> **Short task**
Type out the data exactly as given. Skip any image.

> **Data entries**
+===+

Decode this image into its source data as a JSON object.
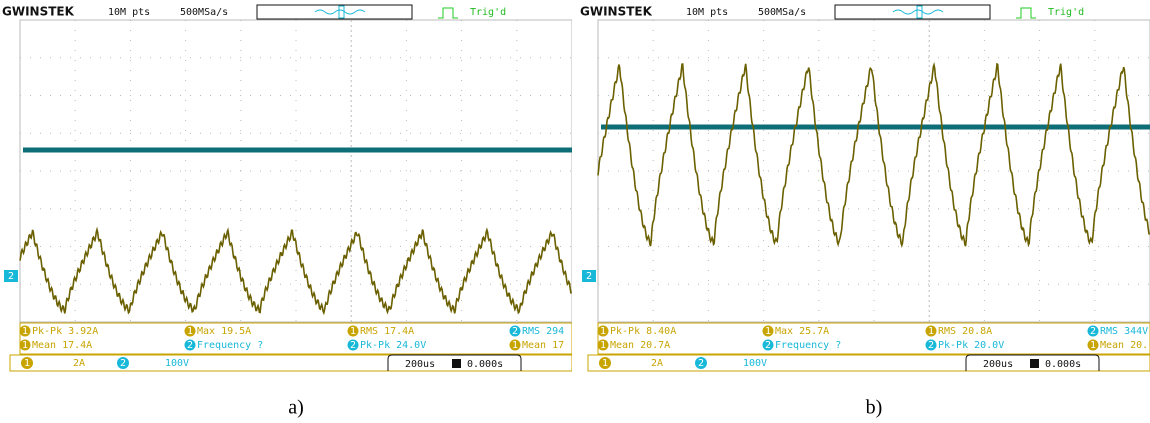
{
  "panels": [
    {
      "header": {
        "brand": "GWINSTEK",
        "points": "10M pts",
        "rate": "500MSa/s",
        "trigger": "Trig'd"
      },
      "marker": "2",
      "measurements": [
        {
          "channel": "1",
          "text": "Pk-Pk 3.92A"
        },
        {
          "channel": "1",
          "text": "Max 19.5A"
        },
        {
          "channel": "1",
          "text": "RMS 17.4A"
        },
        {
          "channel": "2",
          "text": "RMS 294"
        },
        {
          "channel": "1",
          "text": "Mean 17.4A"
        },
        {
          "channel": "2",
          "text": "Frequency ?"
        },
        {
          "channel": "2",
          "text": "Pk-Pk 24.0V"
        },
        {
          "channel": "1",
          "text": "Mean 17"
        }
      ],
      "status": {
        "ch1": "1",
        "ch1_scale": "2A",
        "ch2": "2",
        "ch2_scale": "100V",
        "timebase": "200us",
        "position": "0.000s"
      },
      "caption": "a)"
    },
    {
      "header": {
        "brand": "GWINSTEK",
        "points": "10M pts",
        "rate": "500MSa/s",
        "trigger": "Trig'd"
      },
      "marker": "2",
      "measurements": [
        {
          "channel": "1",
          "text": "Pk-Pk 8.40A"
        },
        {
          "channel": "1",
          "text": "Max 25.7A"
        },
        {
          "channel": "1",
          "text": "RMS 20.8A"
        },
        {
          "channel": "2",
          "text": "RMS 344V"
        },
        {
          "channel": "1",
          "text": "Mean 20.7A"
        },
        {
          "channel": "2",
          "text": "Frequency ?"
        },
        {
          "channel": "2",
          "text": "Pk-Pk 20.0V"
        },
        {
          "channel": "1",
          "text": "Mean 20."
        }
      ],
      "status": {
        "ch1": "1",
        "ch1_scale": "2A",
        "ch2": "2",
        "ch2_scale": "100V",
        "timebase": "200us",
        "position": "0.000s"
      },
      "caption": "b)"
    }
  ]
}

+===+

> **Reply**
Decode this image into its source data as a JSON object.
{
  "panels": [
    {
      "header": {
        "brand": "GWINSTEK",
        "points": "10M pts",
        "rate": "500MSa/s",
        "trigger": "Trig'd"
      },
      "marker": "2",
      "measurements": [
        {
          "channel": "1",
          "text": "Pk-Pk 3.92A"
        },
        {
          "channel": "1",
          "text": "Max 19.5A"
        },
        {
          "channel": "1",
          "text": "RMS 17.4A"
        },
        {
          "channel": "2",
          "text": "RMS 294"
        },
        {
          "channel": "1",
          "text": "Mean 17.4A"
        },
        {
          "channel": "2",
          "text": "Frequency ?"
        },
        {
          "channel": "2",
          "text": "Pk-Pk 24.0V"
        },
        {
          "channel": "1",
          "text": "Mean 17"
        }
      ],
      "status": {
        "ch1": "1",
        "ch1_scale": "2A",
        "ch2": "2",
        "ch2_scale": "100V",
        "timebase": "200us",
        "position": "0.000s"
      },
      "caption": "a)"
    },
    {
      "header": {
        "brand": "GWINSTEK",
        "points": "10M pts",
        "rate": "500MSa/s",
        "trigger": "Trig'd"
      },
      "marker": "2",
      "measurements": [
        {
          "channel": "1",
          "text": "Pk-Pk 8.40A"
        },
        {
          "channel": "1",
          "text": "Max 25.7A"
        },
        {
          "channel": "1",
          "text": "RMS 20.8A"
        },
        {
          "channel": "2",
          "text": "RMS 344V"
        },
        {
          "channel": "1",
          "text": "Mean 20.7A"
        },
        {
          "channel": "2",
          "text": "Frequency ?"
        },
        {
          "channel": "2",
          "text": "Pk-Pk 20.0V"
        },
        {
          "channel": "1",
          "text": "Mean 20."
        }
      ],
      "status": {
        "ch1": "1",
        "ch1_scale": "2A",
        "ch2": "2",
        "ch2_scale": "100V",
        "timebase": "200us",
        "position": "0.000s"
      },
      "caption": "b)"
    }
  ]
}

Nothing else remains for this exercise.